### Do this:
Return each line that holds the word "Willden".

─── Supplied material ───

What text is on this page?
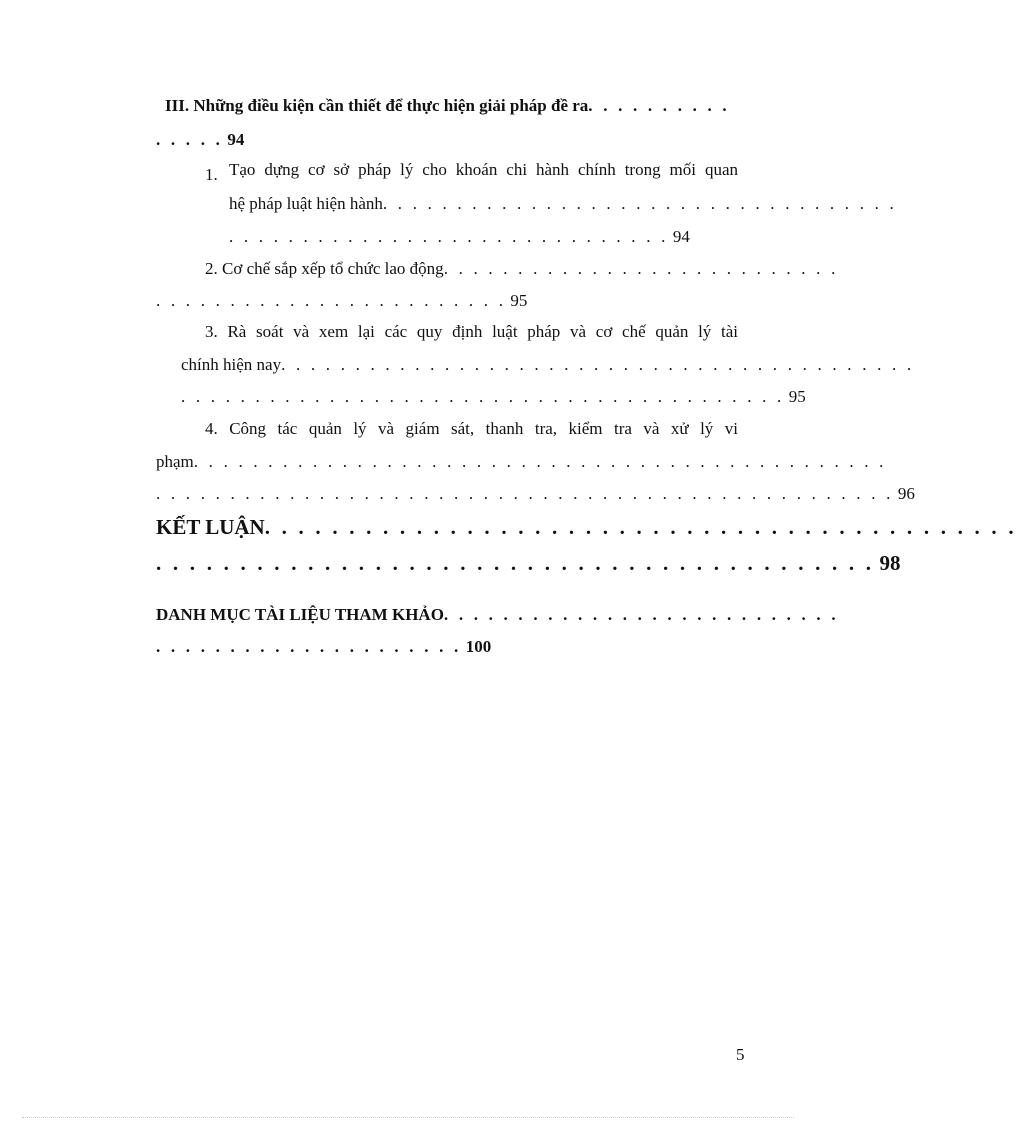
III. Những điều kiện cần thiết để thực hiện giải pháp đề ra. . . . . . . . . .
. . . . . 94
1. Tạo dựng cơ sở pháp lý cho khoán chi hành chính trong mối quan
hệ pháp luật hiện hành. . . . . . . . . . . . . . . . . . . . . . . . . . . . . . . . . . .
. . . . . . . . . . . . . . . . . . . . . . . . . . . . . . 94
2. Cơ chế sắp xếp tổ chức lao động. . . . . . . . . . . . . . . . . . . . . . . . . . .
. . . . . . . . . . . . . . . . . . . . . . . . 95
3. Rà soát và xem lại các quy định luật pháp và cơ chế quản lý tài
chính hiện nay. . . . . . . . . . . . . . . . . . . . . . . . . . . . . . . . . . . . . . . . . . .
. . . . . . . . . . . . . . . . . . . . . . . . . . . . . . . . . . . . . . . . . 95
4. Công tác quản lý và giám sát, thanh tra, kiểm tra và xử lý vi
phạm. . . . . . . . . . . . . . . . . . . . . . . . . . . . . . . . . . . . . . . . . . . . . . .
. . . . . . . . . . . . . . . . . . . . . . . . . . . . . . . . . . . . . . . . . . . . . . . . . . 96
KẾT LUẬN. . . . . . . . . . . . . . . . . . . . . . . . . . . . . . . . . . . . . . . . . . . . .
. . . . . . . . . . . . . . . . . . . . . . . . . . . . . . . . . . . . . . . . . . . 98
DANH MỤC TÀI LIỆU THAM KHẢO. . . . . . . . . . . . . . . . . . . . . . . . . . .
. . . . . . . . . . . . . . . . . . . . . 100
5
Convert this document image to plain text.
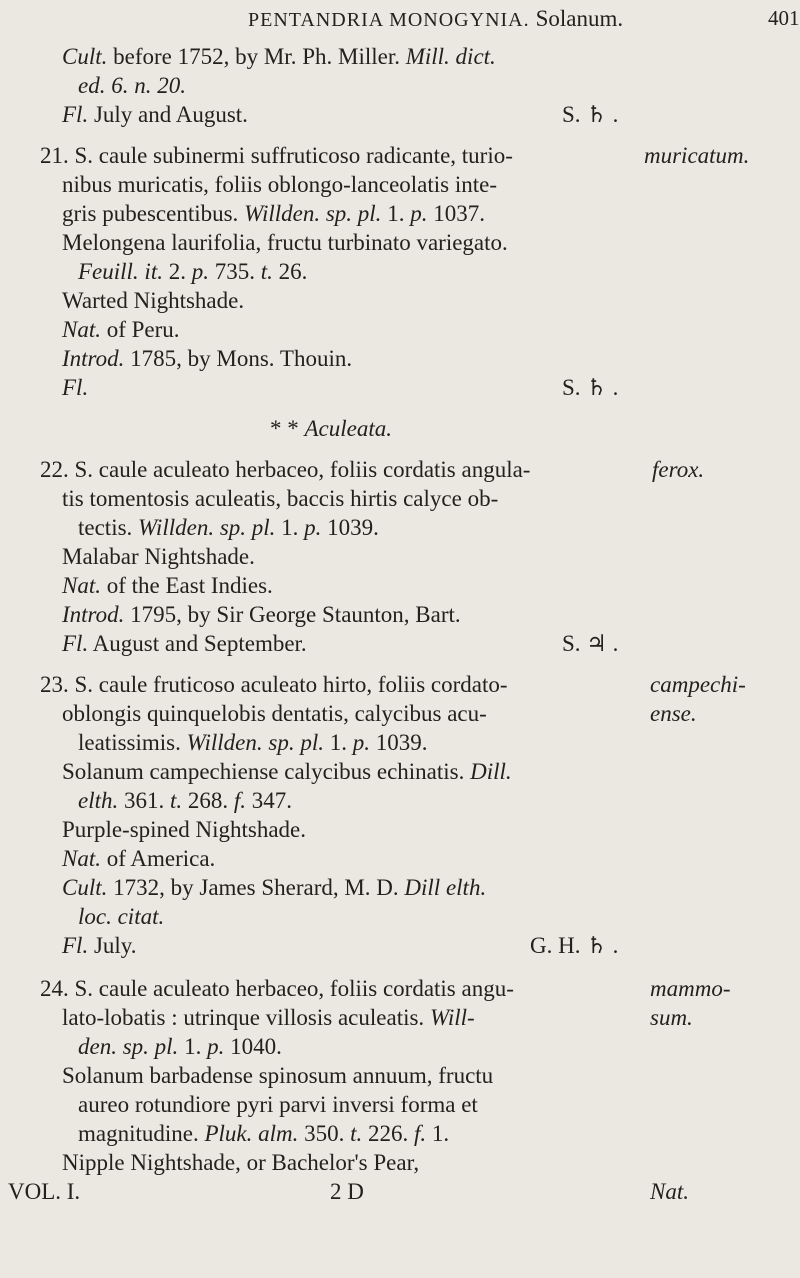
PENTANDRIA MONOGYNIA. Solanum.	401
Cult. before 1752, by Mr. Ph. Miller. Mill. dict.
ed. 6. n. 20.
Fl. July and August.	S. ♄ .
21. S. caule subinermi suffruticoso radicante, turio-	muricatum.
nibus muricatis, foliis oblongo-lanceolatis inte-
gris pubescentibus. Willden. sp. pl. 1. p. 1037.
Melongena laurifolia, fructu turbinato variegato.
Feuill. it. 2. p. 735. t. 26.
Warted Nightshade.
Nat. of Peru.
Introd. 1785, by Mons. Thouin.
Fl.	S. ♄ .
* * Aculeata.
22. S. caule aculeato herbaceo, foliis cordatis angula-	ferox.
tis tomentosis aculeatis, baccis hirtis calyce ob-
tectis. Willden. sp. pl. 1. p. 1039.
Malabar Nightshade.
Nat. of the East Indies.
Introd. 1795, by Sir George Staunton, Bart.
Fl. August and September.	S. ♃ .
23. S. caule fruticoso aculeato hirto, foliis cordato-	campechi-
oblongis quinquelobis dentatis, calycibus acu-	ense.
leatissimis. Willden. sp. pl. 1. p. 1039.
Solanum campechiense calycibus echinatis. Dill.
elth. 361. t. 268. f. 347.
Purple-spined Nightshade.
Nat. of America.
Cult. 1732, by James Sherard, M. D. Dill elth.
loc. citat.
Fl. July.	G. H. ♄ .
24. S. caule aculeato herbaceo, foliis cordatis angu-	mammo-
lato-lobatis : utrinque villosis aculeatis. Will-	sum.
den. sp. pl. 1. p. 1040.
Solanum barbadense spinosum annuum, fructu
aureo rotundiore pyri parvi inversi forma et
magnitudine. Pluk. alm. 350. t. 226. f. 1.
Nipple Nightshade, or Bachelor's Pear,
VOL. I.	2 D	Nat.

───

### Exercise response:
gris pubescentibus. Willden. sp. pl. 1. p. 1037.
tectis. Willden. sp. pl. 1. p. 1039.
leatissimis. Willden. sp. pl. 1. p. 1039.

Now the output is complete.